**WHAT IS BEING ASKED**
The data must be returned in full, with no character altered.

━━━━━ DATA TO USE

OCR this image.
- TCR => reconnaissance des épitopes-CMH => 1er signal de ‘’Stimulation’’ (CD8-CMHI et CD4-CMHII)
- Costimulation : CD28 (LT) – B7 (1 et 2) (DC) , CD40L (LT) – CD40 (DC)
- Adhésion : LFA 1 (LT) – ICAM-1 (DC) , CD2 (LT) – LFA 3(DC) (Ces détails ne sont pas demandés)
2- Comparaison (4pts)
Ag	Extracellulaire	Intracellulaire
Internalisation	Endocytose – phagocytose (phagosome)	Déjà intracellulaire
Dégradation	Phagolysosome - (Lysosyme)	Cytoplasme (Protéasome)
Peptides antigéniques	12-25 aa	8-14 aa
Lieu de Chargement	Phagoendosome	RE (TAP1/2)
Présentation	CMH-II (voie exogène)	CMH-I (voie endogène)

━━━━━━━━━━

**RESPONSE AREA**
OCR this image.
- TCR => reconnaissance des épitopes-CMH => 1er signal de ‘’Stimulation’’ (CD8-CMHI et CD4-CMHII)
- Costimulation : CD28 (LT) – B7 (1 et 2) (DC) , CD40L (LT) – CD40 (DC)
- Adhésion : LFA 1 (LT) – ICAM-1 (DC) , CD2 (LT) – LFA 3(DC) (Ces détails ne sont pas demandés)
2- Comparaison (4pts)
Ag	Extracellulaire	Intracellulaire
Internalisation	Endocytose – phagocytose (phagosome)	Déjà intracellulaire
Dégradation	Phagolysosome - (Lysosyme)	Cytoplasme (Protéasome)
Peptides antigéniques	12-25 aa	8-14 aa
Lieu de Chargement	Phagoendosome	RE (TAP1/2)
Présentation	CMH-II (voie exogène)	CMH-I (voie endogène)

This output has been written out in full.